** start **

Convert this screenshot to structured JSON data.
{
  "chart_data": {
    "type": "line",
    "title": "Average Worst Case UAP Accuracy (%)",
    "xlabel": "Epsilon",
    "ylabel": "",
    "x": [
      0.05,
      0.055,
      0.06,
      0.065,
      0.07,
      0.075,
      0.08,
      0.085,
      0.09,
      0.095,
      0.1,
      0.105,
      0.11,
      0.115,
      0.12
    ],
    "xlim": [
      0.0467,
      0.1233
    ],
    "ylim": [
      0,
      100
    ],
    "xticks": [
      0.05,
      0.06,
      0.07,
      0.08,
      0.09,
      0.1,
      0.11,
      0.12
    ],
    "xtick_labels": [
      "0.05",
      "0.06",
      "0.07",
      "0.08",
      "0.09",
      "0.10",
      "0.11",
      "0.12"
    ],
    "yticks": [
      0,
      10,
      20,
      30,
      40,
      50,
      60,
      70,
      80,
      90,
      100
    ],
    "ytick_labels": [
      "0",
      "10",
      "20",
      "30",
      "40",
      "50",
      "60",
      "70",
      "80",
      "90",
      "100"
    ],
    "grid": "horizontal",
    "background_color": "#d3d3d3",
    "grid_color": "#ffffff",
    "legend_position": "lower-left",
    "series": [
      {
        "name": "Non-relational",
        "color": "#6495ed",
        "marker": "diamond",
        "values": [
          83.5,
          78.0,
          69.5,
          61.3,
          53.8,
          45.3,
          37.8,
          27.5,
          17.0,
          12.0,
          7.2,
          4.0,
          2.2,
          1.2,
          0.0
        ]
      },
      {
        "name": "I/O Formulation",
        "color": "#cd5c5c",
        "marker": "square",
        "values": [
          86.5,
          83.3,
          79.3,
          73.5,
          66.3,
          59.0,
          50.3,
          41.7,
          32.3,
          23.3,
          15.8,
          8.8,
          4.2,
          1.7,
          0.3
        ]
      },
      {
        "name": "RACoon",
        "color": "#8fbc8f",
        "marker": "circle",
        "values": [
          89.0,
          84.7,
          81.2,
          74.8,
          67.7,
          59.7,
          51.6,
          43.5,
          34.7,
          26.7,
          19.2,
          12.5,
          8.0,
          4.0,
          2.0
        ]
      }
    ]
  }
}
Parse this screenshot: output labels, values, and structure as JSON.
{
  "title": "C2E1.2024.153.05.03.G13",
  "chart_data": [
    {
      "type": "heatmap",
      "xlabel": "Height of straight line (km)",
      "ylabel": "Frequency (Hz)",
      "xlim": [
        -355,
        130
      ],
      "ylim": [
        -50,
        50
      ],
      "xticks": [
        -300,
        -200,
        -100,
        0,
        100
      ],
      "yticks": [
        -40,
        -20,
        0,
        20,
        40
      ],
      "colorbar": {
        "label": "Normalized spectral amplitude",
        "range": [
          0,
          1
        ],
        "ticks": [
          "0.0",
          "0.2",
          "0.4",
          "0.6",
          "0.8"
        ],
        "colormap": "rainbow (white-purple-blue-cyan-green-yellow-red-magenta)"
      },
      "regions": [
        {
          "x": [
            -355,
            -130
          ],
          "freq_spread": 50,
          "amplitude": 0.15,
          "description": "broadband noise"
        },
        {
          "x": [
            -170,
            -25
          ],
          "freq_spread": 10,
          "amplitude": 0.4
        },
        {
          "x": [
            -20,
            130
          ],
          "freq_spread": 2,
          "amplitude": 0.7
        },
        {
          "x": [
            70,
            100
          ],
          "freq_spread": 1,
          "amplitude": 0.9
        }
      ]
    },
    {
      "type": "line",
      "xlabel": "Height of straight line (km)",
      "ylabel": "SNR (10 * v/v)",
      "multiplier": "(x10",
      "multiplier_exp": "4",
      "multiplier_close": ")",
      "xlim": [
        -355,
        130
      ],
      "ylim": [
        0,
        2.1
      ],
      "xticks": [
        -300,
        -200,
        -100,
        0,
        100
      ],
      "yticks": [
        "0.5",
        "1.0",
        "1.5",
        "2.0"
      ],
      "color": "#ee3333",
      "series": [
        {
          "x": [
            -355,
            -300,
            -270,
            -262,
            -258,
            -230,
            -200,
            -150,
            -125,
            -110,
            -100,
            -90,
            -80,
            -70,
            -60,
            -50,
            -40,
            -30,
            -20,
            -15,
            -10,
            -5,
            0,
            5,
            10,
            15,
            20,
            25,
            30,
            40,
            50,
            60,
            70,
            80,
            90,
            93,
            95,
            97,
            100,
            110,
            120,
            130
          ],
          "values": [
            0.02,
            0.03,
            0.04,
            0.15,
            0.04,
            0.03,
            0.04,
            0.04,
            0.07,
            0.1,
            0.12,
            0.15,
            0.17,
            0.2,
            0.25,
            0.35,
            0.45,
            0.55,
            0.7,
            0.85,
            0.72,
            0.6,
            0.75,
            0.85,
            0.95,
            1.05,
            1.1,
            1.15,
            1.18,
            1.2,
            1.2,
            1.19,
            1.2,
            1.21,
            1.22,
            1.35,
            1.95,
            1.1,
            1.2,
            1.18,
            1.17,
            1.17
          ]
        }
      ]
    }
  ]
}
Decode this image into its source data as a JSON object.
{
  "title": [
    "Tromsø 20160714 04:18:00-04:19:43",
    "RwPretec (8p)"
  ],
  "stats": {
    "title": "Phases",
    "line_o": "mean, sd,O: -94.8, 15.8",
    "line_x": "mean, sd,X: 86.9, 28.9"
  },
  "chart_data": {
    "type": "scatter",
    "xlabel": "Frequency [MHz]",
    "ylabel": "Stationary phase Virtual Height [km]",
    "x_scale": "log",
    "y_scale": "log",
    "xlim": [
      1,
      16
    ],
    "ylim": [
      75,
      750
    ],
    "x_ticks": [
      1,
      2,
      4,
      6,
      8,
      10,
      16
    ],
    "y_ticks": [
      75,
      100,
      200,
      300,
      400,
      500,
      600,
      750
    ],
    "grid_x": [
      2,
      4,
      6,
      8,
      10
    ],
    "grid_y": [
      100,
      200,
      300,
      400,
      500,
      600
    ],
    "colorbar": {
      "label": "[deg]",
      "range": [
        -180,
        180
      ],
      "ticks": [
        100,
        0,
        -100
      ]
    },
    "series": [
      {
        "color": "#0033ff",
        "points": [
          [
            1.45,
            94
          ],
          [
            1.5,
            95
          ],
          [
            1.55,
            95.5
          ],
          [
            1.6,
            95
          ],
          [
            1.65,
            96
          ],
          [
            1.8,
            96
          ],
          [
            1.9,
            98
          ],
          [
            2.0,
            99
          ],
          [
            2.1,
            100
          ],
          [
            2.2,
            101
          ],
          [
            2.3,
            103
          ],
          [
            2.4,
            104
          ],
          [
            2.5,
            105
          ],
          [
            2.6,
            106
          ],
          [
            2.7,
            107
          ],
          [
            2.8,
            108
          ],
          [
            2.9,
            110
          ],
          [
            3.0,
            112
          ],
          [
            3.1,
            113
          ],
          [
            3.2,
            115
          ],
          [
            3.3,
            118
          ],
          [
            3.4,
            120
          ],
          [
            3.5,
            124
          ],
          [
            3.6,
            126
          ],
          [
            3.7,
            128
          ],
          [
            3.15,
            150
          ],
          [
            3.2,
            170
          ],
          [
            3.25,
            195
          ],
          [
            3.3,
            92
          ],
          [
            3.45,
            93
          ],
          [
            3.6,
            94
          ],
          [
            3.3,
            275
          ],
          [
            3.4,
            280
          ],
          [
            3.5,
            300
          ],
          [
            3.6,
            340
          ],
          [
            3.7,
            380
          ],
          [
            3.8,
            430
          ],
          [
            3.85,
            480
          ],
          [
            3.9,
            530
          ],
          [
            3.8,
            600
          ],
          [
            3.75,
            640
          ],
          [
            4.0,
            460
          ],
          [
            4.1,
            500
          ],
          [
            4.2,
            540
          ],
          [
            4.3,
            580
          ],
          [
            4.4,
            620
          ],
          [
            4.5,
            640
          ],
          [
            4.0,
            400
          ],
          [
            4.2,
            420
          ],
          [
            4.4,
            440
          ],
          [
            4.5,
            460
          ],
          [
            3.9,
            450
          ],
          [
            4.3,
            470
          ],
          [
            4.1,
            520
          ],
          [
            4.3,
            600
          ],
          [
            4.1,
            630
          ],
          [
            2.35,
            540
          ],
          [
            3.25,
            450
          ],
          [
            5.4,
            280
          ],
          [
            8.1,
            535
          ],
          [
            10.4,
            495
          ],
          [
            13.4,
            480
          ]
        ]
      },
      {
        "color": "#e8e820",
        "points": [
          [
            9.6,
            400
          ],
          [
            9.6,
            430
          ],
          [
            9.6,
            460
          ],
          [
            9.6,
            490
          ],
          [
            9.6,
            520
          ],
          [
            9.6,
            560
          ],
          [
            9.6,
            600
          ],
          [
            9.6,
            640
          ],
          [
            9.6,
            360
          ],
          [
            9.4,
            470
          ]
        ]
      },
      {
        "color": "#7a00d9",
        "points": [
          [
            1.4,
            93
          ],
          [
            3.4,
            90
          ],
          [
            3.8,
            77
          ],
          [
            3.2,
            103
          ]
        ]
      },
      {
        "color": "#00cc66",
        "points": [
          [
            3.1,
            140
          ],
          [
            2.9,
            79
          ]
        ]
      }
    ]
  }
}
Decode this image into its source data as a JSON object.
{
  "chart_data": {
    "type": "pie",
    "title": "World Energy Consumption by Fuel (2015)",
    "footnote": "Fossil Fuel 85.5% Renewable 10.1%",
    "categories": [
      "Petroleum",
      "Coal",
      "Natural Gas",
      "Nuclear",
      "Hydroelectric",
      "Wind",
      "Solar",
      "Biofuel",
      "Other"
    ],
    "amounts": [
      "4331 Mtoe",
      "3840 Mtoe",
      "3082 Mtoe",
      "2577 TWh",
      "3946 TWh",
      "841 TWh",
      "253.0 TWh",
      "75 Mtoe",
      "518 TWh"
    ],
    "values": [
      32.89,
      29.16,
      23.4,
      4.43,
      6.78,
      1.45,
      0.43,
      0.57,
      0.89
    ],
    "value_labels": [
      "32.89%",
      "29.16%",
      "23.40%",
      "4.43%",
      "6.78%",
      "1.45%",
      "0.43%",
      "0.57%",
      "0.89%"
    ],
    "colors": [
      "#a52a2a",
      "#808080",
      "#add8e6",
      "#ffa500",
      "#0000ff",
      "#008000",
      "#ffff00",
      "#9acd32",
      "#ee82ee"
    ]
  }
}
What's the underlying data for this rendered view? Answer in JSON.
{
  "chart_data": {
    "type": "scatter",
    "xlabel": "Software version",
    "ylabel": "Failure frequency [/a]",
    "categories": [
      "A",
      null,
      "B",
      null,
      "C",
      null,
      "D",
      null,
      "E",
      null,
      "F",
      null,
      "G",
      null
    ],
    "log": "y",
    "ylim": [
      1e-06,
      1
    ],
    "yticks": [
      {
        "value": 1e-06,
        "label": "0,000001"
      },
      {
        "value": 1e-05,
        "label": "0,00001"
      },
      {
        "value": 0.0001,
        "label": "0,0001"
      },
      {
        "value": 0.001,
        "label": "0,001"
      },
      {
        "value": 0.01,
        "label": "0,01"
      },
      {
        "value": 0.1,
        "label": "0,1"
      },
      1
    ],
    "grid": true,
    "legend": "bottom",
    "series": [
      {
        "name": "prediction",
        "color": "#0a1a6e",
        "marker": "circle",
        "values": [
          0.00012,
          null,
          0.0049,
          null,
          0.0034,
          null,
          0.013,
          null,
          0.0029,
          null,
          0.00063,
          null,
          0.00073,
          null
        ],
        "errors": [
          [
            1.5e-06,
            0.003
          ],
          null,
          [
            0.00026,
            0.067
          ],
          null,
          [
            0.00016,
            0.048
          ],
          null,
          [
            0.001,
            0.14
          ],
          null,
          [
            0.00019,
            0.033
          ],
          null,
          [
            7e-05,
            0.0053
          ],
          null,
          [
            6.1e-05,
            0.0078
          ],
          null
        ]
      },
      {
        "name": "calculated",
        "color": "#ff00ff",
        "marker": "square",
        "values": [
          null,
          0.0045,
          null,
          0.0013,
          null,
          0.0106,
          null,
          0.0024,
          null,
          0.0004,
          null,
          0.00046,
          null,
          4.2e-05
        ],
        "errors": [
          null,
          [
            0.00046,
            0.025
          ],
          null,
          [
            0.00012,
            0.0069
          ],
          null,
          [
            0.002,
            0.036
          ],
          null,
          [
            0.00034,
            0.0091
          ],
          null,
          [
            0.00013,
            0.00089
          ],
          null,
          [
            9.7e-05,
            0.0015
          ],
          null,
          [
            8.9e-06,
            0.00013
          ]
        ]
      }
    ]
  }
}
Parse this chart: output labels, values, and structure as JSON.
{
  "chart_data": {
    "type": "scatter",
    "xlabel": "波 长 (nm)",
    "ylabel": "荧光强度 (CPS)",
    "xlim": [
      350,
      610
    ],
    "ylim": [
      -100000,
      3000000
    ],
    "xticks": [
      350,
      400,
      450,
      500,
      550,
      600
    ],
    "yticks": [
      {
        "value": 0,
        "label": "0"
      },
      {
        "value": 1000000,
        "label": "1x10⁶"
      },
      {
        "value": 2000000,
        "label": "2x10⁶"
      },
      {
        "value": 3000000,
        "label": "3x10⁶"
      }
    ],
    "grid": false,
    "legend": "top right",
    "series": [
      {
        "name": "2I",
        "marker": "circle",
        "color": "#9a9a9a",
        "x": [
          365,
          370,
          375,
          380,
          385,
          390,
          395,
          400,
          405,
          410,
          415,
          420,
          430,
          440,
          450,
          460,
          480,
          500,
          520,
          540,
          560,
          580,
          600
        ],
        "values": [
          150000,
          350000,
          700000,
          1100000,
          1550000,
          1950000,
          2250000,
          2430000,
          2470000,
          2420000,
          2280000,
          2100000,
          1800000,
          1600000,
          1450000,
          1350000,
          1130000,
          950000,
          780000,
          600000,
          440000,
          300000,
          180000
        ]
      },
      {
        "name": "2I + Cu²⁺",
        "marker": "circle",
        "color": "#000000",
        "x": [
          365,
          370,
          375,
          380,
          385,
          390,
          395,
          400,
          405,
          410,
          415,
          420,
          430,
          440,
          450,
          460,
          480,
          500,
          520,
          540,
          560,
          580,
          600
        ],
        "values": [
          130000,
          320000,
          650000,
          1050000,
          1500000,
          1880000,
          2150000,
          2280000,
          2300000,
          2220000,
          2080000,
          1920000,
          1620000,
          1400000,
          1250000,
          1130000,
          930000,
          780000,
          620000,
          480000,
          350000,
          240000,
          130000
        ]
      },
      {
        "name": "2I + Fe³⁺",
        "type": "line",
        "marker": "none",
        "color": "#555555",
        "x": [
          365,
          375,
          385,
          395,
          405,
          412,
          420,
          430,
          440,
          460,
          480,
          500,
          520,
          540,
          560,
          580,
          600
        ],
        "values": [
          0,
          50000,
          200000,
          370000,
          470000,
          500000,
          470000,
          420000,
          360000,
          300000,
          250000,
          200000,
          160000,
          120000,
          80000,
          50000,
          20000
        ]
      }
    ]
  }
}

** end **

* [Job] In the material above, show every line where the word "Mtoe" turns up.

* [Exercise output]
      "4331 Mtoe",
      "3840 Mtoe",
      "3082 Mtoe",
      "75 Mtoe",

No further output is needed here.